──────── SUPPLIED ENTRIES

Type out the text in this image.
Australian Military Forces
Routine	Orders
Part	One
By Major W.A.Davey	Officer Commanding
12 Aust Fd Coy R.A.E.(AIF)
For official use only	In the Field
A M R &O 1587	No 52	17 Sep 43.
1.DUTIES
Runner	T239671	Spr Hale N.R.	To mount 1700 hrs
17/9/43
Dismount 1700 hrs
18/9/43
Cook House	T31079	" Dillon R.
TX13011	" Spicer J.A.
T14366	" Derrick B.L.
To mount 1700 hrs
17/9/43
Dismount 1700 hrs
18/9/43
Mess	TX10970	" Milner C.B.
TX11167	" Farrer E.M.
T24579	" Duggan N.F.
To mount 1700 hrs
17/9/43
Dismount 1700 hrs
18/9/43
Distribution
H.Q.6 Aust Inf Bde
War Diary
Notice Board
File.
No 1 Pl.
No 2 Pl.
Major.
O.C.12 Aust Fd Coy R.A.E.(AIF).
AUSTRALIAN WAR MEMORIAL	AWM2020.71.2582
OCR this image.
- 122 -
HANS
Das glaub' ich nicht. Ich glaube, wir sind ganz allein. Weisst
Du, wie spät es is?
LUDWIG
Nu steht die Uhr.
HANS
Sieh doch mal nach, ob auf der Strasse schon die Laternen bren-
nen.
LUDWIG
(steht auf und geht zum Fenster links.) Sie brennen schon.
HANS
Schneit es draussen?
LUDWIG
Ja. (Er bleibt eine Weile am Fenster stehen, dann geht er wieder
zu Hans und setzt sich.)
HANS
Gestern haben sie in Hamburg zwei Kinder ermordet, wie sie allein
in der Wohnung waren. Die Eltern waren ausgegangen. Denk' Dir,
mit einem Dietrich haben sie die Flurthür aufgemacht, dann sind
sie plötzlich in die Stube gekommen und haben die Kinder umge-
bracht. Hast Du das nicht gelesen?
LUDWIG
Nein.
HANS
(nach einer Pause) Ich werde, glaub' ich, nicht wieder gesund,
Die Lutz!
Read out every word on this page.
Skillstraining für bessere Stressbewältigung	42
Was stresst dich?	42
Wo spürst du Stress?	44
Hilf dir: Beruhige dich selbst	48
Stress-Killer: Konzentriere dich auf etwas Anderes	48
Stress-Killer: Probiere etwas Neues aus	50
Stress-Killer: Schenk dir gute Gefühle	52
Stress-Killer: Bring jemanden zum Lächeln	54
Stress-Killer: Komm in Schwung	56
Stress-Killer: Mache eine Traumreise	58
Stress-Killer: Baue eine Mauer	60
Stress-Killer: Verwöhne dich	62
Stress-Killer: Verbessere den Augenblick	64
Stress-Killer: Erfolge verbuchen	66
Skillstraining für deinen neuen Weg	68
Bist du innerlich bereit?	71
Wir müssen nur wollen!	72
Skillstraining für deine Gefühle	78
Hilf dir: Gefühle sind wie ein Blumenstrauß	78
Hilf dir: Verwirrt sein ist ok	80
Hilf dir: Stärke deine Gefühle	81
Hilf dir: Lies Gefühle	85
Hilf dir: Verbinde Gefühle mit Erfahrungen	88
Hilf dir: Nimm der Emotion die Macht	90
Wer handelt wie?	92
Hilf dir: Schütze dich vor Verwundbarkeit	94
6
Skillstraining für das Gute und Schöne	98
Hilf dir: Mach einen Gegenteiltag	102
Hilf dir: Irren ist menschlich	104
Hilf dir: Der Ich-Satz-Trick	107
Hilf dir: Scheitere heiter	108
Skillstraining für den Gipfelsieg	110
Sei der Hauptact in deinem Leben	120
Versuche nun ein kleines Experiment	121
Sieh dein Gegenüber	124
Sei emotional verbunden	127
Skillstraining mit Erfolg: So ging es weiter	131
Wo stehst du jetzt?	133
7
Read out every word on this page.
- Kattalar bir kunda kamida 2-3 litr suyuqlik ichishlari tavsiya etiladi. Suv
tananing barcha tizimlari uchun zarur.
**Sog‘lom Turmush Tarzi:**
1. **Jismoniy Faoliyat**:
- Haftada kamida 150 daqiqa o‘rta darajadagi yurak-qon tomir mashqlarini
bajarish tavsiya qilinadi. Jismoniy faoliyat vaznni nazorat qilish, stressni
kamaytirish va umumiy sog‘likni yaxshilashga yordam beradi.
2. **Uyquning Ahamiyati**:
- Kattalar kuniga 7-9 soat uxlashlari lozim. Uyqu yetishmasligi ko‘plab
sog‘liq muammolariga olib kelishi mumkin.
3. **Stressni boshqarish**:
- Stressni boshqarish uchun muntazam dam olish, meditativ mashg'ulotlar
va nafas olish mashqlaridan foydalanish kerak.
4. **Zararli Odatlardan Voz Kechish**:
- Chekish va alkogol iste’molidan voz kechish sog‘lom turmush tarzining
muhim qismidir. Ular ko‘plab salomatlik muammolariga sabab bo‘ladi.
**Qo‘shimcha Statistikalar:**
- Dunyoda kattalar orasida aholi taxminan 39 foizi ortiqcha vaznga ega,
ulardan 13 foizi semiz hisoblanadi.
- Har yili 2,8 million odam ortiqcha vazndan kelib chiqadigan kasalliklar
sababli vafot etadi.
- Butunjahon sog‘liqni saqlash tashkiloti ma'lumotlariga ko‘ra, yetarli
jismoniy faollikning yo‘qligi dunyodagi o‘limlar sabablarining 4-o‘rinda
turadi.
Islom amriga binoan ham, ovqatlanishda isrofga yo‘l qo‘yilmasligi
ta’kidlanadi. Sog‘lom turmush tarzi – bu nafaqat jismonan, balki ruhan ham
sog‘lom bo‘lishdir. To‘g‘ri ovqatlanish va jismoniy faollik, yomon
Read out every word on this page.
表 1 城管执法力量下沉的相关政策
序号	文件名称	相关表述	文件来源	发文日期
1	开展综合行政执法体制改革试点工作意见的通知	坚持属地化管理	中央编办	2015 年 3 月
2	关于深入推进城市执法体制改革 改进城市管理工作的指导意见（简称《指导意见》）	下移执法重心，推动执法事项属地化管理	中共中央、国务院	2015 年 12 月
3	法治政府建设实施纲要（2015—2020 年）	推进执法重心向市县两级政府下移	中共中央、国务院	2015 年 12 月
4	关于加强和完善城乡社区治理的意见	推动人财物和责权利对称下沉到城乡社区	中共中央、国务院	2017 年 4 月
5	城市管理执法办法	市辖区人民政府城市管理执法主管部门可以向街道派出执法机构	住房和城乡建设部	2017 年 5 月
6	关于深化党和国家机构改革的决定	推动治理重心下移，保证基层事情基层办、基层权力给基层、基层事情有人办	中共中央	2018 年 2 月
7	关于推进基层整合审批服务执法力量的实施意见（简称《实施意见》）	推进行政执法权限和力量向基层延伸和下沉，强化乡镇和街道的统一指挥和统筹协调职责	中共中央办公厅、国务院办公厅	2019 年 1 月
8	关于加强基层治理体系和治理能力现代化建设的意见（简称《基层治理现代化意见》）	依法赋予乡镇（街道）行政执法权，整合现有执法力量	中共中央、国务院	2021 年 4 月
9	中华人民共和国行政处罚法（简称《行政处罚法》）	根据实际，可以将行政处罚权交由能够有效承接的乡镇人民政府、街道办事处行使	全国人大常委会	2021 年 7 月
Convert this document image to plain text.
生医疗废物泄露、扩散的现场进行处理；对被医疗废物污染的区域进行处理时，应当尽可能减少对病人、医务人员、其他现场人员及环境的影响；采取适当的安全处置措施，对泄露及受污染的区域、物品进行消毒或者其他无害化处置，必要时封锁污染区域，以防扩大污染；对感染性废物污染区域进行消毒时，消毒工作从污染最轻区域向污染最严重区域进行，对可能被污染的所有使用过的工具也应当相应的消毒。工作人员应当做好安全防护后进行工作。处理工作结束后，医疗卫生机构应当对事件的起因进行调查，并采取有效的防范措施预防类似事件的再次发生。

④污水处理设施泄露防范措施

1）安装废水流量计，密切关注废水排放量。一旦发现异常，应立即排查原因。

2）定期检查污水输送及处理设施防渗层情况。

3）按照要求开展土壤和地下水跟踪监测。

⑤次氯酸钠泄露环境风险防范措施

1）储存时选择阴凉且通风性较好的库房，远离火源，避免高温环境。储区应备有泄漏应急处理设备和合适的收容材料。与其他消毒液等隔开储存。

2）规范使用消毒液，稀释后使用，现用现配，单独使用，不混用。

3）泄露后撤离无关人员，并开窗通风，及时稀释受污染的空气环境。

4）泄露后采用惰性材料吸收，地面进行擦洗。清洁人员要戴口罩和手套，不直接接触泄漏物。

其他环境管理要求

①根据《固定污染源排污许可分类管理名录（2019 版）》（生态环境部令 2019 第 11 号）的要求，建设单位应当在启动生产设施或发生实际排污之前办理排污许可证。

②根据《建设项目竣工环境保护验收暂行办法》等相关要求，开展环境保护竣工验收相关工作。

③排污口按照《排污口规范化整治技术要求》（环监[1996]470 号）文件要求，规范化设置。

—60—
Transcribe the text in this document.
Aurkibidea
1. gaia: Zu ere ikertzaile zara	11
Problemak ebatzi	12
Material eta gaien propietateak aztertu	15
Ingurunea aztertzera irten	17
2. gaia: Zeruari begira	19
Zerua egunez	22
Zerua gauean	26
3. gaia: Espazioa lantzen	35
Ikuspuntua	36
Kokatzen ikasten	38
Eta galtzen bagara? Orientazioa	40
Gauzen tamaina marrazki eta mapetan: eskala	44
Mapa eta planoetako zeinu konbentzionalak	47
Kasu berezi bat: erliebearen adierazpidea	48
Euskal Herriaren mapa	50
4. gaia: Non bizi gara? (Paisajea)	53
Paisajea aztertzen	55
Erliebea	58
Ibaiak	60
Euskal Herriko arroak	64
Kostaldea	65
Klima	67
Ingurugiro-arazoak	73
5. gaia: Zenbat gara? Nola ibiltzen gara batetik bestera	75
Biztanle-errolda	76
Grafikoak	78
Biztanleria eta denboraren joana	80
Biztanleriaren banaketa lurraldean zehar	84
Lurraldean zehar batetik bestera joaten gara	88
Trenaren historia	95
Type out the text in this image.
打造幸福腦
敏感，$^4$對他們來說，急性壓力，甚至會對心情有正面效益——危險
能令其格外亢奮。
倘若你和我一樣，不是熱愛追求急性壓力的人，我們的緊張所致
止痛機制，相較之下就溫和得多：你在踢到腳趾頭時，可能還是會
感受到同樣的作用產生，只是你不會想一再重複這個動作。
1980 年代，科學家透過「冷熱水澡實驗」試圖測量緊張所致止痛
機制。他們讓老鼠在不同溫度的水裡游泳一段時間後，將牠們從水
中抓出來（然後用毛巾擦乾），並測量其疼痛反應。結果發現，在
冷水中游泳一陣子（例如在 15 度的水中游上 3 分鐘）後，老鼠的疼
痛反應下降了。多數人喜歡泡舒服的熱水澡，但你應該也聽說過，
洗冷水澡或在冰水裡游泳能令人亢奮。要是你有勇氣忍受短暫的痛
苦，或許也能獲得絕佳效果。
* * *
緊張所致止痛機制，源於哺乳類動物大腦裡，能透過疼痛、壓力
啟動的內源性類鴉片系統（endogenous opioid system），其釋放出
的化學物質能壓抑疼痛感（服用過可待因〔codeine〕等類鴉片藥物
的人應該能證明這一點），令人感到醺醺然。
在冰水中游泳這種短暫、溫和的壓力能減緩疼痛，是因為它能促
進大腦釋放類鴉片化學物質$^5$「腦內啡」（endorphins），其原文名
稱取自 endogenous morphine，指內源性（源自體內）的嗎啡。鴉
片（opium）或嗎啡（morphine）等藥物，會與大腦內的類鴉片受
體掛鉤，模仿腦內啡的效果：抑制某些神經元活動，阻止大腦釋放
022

────────────────

● **WORK TO BE COMPLETED**: Find every line of the data that holds the string "tavsiya", then say how many there are and nothing else.

● **ANSWER TO THIS TASK**: 2